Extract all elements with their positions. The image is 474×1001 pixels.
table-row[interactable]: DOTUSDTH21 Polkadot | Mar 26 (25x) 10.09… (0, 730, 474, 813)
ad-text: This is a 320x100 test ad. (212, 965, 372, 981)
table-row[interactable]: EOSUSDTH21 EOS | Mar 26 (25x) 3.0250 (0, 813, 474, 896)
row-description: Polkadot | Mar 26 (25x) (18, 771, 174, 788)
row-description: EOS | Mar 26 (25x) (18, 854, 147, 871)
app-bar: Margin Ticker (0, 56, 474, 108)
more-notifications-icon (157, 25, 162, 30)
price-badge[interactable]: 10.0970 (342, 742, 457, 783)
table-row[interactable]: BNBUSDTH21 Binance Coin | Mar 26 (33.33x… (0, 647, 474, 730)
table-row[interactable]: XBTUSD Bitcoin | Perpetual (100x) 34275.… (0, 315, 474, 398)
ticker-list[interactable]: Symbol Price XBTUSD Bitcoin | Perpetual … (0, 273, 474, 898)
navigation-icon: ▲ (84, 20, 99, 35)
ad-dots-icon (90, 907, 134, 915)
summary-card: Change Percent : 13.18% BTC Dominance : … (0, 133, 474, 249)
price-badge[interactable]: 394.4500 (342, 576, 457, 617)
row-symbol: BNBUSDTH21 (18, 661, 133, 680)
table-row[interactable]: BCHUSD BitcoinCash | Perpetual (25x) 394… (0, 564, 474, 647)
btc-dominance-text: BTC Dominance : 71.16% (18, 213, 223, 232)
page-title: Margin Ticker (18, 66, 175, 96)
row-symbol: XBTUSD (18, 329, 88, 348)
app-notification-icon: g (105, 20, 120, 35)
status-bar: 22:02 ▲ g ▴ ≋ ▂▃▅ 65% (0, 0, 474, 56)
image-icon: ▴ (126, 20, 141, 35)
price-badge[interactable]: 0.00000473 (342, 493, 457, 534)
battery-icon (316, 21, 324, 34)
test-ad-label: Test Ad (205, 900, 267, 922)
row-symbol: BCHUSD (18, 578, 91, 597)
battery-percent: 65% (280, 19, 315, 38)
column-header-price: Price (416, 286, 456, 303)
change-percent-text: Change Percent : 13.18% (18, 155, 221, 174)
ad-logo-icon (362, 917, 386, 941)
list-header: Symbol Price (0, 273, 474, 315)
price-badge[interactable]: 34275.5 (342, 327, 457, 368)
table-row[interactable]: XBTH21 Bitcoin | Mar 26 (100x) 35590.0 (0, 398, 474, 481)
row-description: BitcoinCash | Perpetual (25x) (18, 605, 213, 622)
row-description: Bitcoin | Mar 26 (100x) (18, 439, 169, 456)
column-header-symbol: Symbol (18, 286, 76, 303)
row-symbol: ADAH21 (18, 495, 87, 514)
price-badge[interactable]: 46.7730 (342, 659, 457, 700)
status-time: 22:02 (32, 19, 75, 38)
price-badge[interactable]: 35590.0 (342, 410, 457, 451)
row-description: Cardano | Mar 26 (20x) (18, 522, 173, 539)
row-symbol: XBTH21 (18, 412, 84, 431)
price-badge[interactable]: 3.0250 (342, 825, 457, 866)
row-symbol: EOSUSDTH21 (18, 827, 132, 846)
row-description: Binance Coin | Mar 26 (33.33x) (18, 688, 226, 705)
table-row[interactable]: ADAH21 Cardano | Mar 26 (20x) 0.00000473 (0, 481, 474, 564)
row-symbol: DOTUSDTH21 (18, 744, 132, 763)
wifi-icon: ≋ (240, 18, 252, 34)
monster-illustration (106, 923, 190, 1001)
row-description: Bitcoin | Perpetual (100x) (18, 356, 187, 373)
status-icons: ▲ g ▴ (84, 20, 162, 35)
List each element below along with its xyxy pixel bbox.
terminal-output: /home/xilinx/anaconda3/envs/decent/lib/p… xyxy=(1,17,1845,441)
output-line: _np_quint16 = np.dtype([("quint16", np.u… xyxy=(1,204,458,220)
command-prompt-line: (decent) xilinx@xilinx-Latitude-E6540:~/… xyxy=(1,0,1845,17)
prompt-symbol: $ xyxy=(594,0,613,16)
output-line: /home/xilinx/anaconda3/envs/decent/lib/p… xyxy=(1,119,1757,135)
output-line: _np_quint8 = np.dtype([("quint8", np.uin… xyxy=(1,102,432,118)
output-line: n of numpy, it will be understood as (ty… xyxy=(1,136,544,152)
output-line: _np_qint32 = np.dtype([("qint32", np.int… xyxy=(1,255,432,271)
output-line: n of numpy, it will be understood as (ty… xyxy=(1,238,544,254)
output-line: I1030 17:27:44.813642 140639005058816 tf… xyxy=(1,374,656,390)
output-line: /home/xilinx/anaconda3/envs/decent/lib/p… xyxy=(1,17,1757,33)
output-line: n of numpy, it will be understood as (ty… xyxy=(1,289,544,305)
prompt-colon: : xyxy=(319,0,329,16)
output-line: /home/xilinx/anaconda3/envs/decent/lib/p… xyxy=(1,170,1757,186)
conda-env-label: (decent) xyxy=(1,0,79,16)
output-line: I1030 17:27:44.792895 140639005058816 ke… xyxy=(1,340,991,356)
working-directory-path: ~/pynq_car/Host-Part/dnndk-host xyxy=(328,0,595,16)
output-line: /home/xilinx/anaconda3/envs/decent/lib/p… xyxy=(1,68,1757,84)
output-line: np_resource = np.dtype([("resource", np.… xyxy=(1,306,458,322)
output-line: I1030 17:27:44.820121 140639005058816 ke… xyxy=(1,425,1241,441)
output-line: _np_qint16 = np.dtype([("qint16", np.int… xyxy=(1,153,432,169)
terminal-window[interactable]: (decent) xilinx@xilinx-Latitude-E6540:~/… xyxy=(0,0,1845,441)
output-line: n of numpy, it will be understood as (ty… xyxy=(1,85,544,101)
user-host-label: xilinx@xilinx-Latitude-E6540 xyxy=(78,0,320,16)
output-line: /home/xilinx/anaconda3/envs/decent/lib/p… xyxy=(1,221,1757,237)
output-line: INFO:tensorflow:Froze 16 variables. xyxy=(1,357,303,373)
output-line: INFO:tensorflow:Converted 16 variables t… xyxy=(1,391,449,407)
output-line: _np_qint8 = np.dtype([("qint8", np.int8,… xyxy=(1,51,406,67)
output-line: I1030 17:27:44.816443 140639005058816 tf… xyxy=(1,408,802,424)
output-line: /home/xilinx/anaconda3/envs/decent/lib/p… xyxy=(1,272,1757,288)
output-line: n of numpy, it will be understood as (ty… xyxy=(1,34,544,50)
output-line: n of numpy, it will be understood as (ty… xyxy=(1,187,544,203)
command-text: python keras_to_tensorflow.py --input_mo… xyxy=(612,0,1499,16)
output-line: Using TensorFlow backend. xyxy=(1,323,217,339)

▬▬▬▬▬▬

== What is needed ==
Write out all the records again, substituting "Kusama" for every occurrence of "Polkadot" and leaving everything else unchanged.

== Exercise solution ==
Extract all elements with their positions. The image is 474×1001 pixels.
table-row[interactable]: DOTUSDTH21 Kusama | Mar 26 (25x) 10.09… (0, 730, 474, 813)
ad-text: This is a 320x100 test ad. (212, 965, 372, 981)
table-row[interactable]: EOSUSDTH21 EOS | Mar 26 (25x) 3.0250 (0, 813, 474, 896)
row-description: Kusama | Mar 26 (25x) (18, 771, 174, 788)
row-description: EOS | Mar 26 (25x) (18, 854, 147, 871)
app-bar: Margin Ticker (0, 56, 474, 108)
more-notifications-icon (157, 25, 162, 30)
price-badge[interactable]: 10.0970 (342, 742, 457, 783)
table-row[interactable]: BNBUSDTH21 Binance Coin | Mar 26 (33.33x… (0, 647, 474, 730)
table-row[interactable]: XBTUSD Bitcoin | Perpetual (100x) 34275.… (0, 315, 474, 398)
ticker-list[interactable]: Symbol Price XBTUSD Bitcoin | Perpetual … (0, 273, 474, 898)
navigation-icon: ▲ (84, 20, 99, 35)
ad-dots-icon (90, 907, 134, 915)
summary-card: Change Percent : 13.18% BTC Dominance : … (0, 133, 474, 249)
price-badge[interactable]: 394.4500 (342, 576, 457, 617)
row-symbol: BNBUSDTH21 (18, 661, 133, 680)
table-row[interactable]: BCHUSD BitcoinCash | Perpetual (25x) 394… (0, 564, 474, 647)
btc-dominance-text: BTC Dominance : 71.16% (18, 213, 223, 232)
page-title: Margin Ticker (18, 66, 175, 96)
row-symbol: XBTUSD (18, 329, 88, 348)
app-notification-icon: g (105, 20, 120, 35)
status-bar: 22:02 ▲ g ▴ ≋ ▂▃▅ 65% (0, 0, 474, 56)
image-icon: ▴ (126, 20, 141, 35)
price-badge[interactable]: 0.00000473 (342, 493, 457, 534)
battery-icon (316, 21, 324, 34)
test-ad-label: Test Ad (205, 900, 267, 922)
row-symbol: BCHUSD (18, 578, 91, 597)
battery-percent: 65% (280, 19, 315, 38)
column-header-price: Price (416, 286, 456, 303)
change-percent-text: Change Percent : 13.18% (18, 155, 221, 174)
ad-logo-icon (362, 917, 386, 941)
list-header: Symbol Price (0, 273, 474, 315)
price-badge[interactable]: 34275.5 (342, 327, 457, 368)
table-row[interactable]: XBTH21 Bitcoin | Mar 26 (100x) 35590.0 (0, 398, 474, 481)
row-description: BitcoinCash | Perpetual (25x) (18, 605, 213, 622)
row-description: Bitcoin | Mar 26 (100x) (18, 439, 169, 456)
column-header-symbol: Symbol (18, 286, 76, 303)
row-symbol: ADAH21 (18, 495, 87, 514)
price-badge[interactable]: 46.7730 (342, 659, 457, 700)
status-time: 22:02 (32, 19, 75, 38)
price-badge[interactable]: 35590.0 (342, 410, 457, 451)
row-description: Cardano | Mar 26 (20x) (18, 522, 173, 539)
row-symbol: XBTH21 (18, 412, 84, 431)
price-badge[interactable]: 3.0250 (342, 825, 457, 866)
row-symbol: EOSUSDTH21 (18, 827, 132, 846)
row-description: Binance Coin | Mar 26 (33.33x) (18, 688, 226, 705)
table-row[interactable]: ADAH21 Cardano | Mar 26 (20x) 0.00000473 (0, 481, 474, 564)
row-symbol: DOTUSDTH21 (18, 744, 132, 763)
wifi-icon: ≋ (240, 18, 252, 34)
monster-illustration (106, 923, 190, 1001)
row-description: Bitcoin | Perpetual (100x) (18, 356, 187, 373)
status-icons: ▲ g ▴ (84, 20, 162, 35)
List each element below along with its xyxy pixel bbox.
terminal-output: /home/xilinx/anaconda3/envs/decent/lib/p… xyxy=(1,17,1845,441)
output-line: _np_quint16 = np.dtype([("quint16", np.u… xyxy=(1,204,458,220)
command-prompt-line: (decent) xilinx@xilinx-Latitude-E6540:~/… xyxy=(1,0,1845,17)
prompt-symbol: $ xyxy=(594,0,613,16)
output-line: /home/xilinx/anaconda3/envs/decent/lib/p… xyxy=(1,119,1757,135)
output-line: _np_quint8 = np.dtype([("quint8", np.uin… xyxy=(1,102,432,118)
output-line: n of numpy, it will be understood as (ty… xyxy=(1,136,544,152)
output-line: _np_qint32 = np.dtype([("qint32", np.int… xyxy=(1,255,432,271)
output-line: n of numpy, it will be understood as (ty… xyxy=(1,238,544,254)
output-line: I1030 17:27:44.813642 140639005058816 tf… xyxy=(1,374,656,390)
output-line: /home/xilinx/anaconda3/envs/decent/lib/p… xyxy=(1,17,1757,33)
output-line: n of numpy, it will be understood as (ty… xyxy=(1,289,544,305)
prompt-colon: : xyxy=(319,0,329,16)
output-line: /home/xilinx/anaconda3/envs/decent/lib/p… xyxy=(1,170,1757,186)
conda-env-label: (decent) xyxy=(1,0,79,16)
output-line: I1030 17:27:44.792895 140639005058816 ke… xyxy=(1,340,991,356)
working-directory-path: ~/pynq_car/Host-Part/dnndk-host xyxy=(328,0,595,16)
output-line: /home/xilinx/anaconda3/envs/decent/lib/p… xyxy=(1,68,1757,84)
output-line: np_resource = np.dtype([("resource", np.… xyxy=(1,306,458,322)
output-line: I1030 17:27:44.820121 140639005058816 ke… xyxy=(1,425,1241,441)
output-line: _np_qint16 = np.dtype([("qint16", np.int… xyxy=(1,153,432,169)
terminal-window[interactable]: (decent) xilinx@xilinx-Latitude-E6540:~/… xyxy=(0,0,1845,441)
output-line: n of numpy, it will be understood as (ty… xyxy=(1,85,544,101)
user-host-label: xilinx@xilinx-Latitude-E6540 xyxy=(78,0,320,16)
output-line: /home/xilinx/anaconda3/envs/decent/lib/p… xyxy=(1,221,1757,237)
output-line: INFO:tensorflow:Froze 16 variables. xyxy=(1,357,303,373)
output-line: INFO:tensorflow:Converted 16 variables t… xyxy=(1,391,449,407)
output-line: _np_qint8 = np.dtype([("qint8", np.int8,… xyxy=(1,51,406,67)
output-line: I1030 17:27:44.816443 140639005058816 tf… xyxy=(1,408,802,424)
output-line: /home/xilinx/anaconda3/envs/decent/lib/p… xyxy=(1,272,1757,288)
output-line: n of numpy, it will be understood as (ty… xyxy=(1,34,544,50)
output-line: n of numpy, it will be understood as (ty… xyxy=(1,187,544,203)
command-text: python keras_to_tensorflow.py --input_mo… xyxy=(612,0,1499,16)
output-line: Using TensorFlow backend. xyxy=(1,323,217,339)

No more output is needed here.